- Excerpted data
+--

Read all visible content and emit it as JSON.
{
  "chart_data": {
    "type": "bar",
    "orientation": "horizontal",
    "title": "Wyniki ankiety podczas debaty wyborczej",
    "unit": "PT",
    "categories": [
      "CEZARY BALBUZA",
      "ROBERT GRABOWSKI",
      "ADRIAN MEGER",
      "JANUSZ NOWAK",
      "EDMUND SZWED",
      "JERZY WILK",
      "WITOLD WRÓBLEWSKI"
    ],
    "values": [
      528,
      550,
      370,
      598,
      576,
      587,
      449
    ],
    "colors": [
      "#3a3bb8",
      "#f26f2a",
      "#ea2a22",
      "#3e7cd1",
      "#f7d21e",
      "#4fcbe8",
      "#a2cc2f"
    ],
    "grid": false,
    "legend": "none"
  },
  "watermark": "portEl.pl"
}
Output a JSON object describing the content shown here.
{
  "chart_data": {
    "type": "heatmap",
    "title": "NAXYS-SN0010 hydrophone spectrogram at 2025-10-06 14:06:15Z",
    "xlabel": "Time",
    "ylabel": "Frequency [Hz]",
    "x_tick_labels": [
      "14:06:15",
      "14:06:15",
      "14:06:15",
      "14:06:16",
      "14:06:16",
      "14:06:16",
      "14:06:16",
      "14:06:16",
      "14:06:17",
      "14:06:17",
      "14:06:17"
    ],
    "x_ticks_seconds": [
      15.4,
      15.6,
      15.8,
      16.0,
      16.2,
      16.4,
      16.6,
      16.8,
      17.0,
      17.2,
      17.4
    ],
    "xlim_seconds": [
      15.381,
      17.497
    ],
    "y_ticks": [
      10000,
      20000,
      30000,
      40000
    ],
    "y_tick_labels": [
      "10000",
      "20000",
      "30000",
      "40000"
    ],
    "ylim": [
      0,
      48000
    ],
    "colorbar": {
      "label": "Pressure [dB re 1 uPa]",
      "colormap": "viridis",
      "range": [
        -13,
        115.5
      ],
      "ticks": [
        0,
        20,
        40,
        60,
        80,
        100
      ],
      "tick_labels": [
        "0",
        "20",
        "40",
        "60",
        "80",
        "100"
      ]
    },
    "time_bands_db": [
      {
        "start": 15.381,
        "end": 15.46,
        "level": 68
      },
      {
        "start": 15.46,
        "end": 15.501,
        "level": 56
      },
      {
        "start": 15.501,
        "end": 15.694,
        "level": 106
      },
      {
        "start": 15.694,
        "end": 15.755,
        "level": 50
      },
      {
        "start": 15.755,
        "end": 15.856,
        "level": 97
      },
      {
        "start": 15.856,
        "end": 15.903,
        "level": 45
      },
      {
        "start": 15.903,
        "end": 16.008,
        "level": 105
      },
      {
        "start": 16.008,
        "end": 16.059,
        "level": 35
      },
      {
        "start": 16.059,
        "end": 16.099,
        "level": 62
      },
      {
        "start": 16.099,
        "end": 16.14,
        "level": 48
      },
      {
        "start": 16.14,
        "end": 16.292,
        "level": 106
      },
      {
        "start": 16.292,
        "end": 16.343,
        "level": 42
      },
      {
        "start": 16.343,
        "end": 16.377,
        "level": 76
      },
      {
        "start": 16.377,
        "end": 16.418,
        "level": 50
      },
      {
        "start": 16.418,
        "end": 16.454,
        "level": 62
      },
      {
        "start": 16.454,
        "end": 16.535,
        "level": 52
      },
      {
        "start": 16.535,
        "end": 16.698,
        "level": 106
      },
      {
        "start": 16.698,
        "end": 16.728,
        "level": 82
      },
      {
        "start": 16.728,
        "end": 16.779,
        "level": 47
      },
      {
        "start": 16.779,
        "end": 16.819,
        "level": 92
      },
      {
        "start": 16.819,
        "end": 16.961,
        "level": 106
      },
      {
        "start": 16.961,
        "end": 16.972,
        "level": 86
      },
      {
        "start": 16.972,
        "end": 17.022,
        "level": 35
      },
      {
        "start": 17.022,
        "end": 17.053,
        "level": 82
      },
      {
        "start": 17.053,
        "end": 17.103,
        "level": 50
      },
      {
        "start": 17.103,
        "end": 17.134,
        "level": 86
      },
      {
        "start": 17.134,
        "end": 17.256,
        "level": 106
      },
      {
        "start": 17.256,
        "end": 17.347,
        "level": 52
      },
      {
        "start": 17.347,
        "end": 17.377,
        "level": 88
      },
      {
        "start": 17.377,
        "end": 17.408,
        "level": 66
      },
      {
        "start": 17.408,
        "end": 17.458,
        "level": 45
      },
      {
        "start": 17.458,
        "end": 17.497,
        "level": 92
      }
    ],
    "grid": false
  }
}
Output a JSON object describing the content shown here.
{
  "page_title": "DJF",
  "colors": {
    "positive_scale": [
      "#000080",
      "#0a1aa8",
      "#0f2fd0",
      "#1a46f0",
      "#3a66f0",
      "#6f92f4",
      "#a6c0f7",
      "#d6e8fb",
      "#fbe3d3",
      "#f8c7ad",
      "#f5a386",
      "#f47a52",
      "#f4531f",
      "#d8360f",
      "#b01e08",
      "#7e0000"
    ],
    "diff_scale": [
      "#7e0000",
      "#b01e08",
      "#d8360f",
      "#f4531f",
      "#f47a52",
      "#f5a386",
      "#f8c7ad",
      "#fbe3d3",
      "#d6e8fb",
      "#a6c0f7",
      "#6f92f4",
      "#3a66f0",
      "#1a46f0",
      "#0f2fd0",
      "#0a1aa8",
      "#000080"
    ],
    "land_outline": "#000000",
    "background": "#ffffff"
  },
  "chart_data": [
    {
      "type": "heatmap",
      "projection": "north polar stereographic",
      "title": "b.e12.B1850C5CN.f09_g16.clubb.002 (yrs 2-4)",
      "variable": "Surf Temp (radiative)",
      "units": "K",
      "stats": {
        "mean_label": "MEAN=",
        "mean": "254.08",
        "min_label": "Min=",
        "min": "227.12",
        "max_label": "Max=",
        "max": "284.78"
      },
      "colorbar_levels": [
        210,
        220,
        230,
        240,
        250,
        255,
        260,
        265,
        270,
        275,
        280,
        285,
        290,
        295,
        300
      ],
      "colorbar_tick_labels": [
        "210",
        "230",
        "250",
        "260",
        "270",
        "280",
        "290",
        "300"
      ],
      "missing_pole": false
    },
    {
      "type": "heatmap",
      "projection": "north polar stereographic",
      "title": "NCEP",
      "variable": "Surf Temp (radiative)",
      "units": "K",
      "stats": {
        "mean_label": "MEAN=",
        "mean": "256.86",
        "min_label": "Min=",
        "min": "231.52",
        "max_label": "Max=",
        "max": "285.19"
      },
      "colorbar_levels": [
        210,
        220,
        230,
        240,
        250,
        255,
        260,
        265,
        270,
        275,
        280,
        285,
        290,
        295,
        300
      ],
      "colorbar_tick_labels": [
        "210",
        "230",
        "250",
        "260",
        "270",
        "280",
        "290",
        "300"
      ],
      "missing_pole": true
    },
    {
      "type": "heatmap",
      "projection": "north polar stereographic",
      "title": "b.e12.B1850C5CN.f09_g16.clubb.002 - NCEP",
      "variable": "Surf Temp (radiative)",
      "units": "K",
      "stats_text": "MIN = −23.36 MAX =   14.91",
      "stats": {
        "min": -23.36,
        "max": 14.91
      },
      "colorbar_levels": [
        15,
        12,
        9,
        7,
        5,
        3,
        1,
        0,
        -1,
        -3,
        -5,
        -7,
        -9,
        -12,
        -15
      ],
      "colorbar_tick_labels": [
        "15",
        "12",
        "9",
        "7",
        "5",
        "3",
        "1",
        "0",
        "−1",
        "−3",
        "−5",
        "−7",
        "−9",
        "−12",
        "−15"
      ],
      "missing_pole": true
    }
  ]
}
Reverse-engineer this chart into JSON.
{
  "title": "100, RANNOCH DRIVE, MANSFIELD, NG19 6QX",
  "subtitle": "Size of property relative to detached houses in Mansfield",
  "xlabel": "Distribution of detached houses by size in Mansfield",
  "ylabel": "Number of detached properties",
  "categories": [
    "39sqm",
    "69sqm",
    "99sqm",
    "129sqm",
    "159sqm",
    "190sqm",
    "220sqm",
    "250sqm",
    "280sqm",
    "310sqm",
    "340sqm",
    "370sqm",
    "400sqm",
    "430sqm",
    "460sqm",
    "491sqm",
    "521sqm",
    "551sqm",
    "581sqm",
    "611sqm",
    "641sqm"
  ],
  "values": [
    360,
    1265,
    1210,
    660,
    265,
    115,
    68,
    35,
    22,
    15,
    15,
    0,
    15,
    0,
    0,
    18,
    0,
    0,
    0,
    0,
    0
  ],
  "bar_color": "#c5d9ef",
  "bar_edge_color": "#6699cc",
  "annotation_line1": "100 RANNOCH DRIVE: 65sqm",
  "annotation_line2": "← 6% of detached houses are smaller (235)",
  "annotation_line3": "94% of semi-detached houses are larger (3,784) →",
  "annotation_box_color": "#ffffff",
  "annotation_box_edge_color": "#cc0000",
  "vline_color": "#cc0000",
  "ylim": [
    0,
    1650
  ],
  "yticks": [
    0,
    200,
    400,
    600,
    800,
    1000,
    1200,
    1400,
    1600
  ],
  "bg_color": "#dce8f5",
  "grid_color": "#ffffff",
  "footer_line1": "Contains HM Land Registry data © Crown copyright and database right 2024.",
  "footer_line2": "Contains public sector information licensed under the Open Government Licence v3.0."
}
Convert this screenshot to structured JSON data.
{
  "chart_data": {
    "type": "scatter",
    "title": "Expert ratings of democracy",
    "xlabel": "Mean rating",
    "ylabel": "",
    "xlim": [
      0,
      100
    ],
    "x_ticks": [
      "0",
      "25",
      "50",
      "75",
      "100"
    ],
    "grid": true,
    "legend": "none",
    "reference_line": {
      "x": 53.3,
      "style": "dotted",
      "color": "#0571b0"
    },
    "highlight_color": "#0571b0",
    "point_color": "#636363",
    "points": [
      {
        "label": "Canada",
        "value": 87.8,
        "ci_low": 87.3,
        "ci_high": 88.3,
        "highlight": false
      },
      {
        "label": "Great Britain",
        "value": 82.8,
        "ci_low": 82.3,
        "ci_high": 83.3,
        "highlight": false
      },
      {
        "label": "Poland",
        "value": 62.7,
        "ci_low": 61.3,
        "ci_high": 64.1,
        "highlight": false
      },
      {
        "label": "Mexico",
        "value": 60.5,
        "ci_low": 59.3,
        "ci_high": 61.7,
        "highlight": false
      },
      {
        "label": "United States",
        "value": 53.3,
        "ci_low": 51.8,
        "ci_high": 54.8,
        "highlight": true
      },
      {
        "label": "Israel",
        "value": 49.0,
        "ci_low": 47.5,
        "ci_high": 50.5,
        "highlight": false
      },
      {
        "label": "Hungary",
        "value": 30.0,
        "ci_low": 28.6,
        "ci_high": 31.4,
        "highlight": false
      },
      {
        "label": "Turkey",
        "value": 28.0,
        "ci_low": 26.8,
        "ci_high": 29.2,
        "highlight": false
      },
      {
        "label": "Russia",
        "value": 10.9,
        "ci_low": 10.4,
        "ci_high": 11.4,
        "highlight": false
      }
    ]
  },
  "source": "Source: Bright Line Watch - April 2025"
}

+--

- Description of the task
Copy out all lines above that include the string "NCEP".

- Answer to the exercise
      "title": "NCEP",
      "title": "b.e12.B1850C5CN.f09_g16.clubb.002 - NCEP",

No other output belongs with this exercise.